### Exercise goal
Repeat everything in the material exactly.

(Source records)
————————

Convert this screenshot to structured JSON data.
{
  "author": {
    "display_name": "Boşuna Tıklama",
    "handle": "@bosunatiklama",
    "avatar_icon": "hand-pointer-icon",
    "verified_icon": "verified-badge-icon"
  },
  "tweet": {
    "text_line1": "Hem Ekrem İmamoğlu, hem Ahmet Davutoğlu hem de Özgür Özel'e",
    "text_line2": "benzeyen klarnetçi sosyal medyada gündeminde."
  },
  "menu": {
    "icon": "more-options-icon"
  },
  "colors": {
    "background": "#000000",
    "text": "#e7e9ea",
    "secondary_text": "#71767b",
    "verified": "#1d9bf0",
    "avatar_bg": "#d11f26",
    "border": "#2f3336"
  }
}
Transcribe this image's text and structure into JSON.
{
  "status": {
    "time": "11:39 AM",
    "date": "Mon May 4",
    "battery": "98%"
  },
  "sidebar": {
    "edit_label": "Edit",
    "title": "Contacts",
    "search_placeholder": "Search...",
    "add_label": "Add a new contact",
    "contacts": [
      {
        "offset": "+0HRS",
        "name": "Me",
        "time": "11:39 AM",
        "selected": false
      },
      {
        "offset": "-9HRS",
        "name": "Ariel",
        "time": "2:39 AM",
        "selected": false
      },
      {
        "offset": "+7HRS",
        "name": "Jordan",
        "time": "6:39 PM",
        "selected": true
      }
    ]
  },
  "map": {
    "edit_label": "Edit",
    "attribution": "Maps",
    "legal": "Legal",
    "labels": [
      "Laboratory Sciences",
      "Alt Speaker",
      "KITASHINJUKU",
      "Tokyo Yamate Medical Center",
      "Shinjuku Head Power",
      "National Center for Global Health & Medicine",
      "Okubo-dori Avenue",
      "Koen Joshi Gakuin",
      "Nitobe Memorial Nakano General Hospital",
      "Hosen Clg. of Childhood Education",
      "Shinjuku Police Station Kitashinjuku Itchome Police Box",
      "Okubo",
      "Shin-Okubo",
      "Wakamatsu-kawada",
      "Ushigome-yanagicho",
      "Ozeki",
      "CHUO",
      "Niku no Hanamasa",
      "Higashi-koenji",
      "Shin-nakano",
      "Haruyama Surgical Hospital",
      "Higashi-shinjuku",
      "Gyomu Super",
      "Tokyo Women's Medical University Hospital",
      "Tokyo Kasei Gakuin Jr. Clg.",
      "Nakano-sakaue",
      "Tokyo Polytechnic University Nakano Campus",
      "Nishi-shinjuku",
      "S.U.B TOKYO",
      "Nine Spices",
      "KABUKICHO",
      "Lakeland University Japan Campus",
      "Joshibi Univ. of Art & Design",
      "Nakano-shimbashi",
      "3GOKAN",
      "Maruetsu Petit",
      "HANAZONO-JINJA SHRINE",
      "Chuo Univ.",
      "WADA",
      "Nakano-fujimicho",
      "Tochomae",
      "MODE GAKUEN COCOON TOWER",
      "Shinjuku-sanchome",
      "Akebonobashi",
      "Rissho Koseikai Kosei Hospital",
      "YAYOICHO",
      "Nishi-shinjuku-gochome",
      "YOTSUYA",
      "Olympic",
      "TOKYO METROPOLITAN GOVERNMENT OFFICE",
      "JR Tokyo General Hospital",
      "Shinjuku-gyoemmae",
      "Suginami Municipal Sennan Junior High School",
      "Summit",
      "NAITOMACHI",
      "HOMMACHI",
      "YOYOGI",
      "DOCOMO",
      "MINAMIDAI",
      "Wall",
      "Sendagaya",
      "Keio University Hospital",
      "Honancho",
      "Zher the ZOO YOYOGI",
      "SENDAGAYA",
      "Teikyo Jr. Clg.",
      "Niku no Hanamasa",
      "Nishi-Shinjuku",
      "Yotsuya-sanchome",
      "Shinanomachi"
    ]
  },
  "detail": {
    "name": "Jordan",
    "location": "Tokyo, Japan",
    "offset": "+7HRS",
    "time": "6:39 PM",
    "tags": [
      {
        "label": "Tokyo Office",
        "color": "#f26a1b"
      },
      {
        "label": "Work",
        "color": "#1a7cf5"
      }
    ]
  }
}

————————

### Exercise solution
Convert this screenshot to structured JSON data.
{
  "author": {
    "display_name": "Boşuna Tıklama",
    "handle": "@bosunatiklama",
    "avatar_icon": "hand-pointer-icon",
    "verified_icon": "verified-badge-icon"
  },
  "tweet": {
    "text_line1": "Hem Ekrem İmamoğlu, hem Ahmet Davutoğlu hem de Özgür Özel'e",
    "text_line2": "benzeyen klarnetçi sosyal medyada gündeminde."
  },
  "menu": {
    "icon": "more-options-icon"
  },
  "colors": {
    "background": "#000000",
    "text": "#e7e9ea",
    "secondary_text": "#71767b",
    "verified": "#1d9bf0",
    "avatar_bg": "#d11f26",
    "border": "#2f3336"
  }
}
Transcribe this image's text and structure into JSON.
{
  "status": {
    "time": "11:39 AM",
    "date": "Mon May 4",
    "battery": "98%"
  },
  "sidebar": {
    "edit_label": "Edit",
    "title": "Contacts",
    "search_placeholder": "Search...",
    "add_label": "Add a new contact",
    "contacts": [
      {
        "offset": "+0HRS",
        "name": "Me",
        "time": "11:39 AM",
        "selected": false
      },
      {
        "offset": "-9HRS",
        "name": "Ariel",
        "time": "2:39 AM",
        "selected": false
      },
      {
        "offset": "+7HRS",
        "name": "Jordan",
        "time": "6:39 PM",
        "selected": true
      }
    ]
  },
  "map": {
    "edit_label": "Edit",
    "attribution": "Maps",
    "legal": "Legal",
    "labels": [
      "Laboratory Sciences",
      "Alt Speaker",
      "KITASHINJUKU",
      "Tokyo Yamate Medical Center",
      "Shinjuku Head Power",
      "National Center for Global Health & Medicine",
      "Okubo-dori Avenue",
      "Koen Joshi Gakuin",
      "Nitobe Memorial Nakano General Hospital",
      "Hosen Clg. of Childhood Education",
      "Shinjuku Police Station Kitashinjuku Itchome Police Box",
      "Okubo",
      "Shin-Okubo",
      "Wakamatsu-kawada",
      "Ushigome-yanagicho",
      "Ozeki",
      "CHUO",
      "Niku no Hanamasa",
      "Higashi-koenji",
      "Shin-nakano",
      "Haruyama Surgical Hospital",
      "Higashi-shinjuku",
      "Gyomu Super",
      "Tokyo Women's Medical University Hospital",
      "Tokyo Kasei Gakuin Jr. Clg.",
      "Nakano-sakaue",
      "Tokyo Polytechnic University Nakano Campus",
      "Nishi-shinjuku",
      "S.U.B TOKYO",
      "Nine Spices",
      "KABUKICHO",
      "Lakeland University Japan Campus",
      "Joshibi Univ. of Art & Design",
      "Nakano-shimbashi",
      "3GOKAN",
      "Maruetsu Petit",
      "HANAZONO-JINJA SHRINE",
      "Chuo Univ.",
      "WADA",
      "Nakano-fujimicho",
      "Tochomae",
      "MODE GAKUEN COCOON TOWER",
      "Shinjuku-sanchome",
      "Akebonobashi",
      "Rissho Koseikai Kosei Hospital",
      "YAYOICHO",
      "Nishi-shinjuku-gochome",
      "YOTSUYA",
      "Olympic",
      "TOKYO METROPOLITAN GOVERNMENT OFFICE",
      "JR Tokyo General Hospital",
      "Shinjuku-gyoemmae",
      "Suginami Municipal Sennan Junior High School",
      "Summit",
      "NAITOMACHI",
      "HOMMACHI",
      "YOYOGI",
      "DOCOMO",
      "MINAMIDAI",
      "Wall",
      "Sendagaya",
      "Keio University Hospital",
      "Honancho",
      "Zher the ZOO YOYOGI",
      "SENDAGAYA",
      "Teikyo Jr. Clg.",
      "Niku no Hanamasa",
      "Nishi-Shinjuku",
      "Yotsuya-sanchome",
      "Shinanomachi"
    ]
  },
  "detail": {
    "name": "Jordan",
    "location": "Tokyo, Japan",
    "offset": "+7HRS",
    "time": "6:39 PM",
    "tags": [
      {
        "label": "Tokyo Office",
        "color": "#f26a1b"
      },
      {
        "label": "Work",
        "color": "#1a7cf5"
      }
    ]
  }
}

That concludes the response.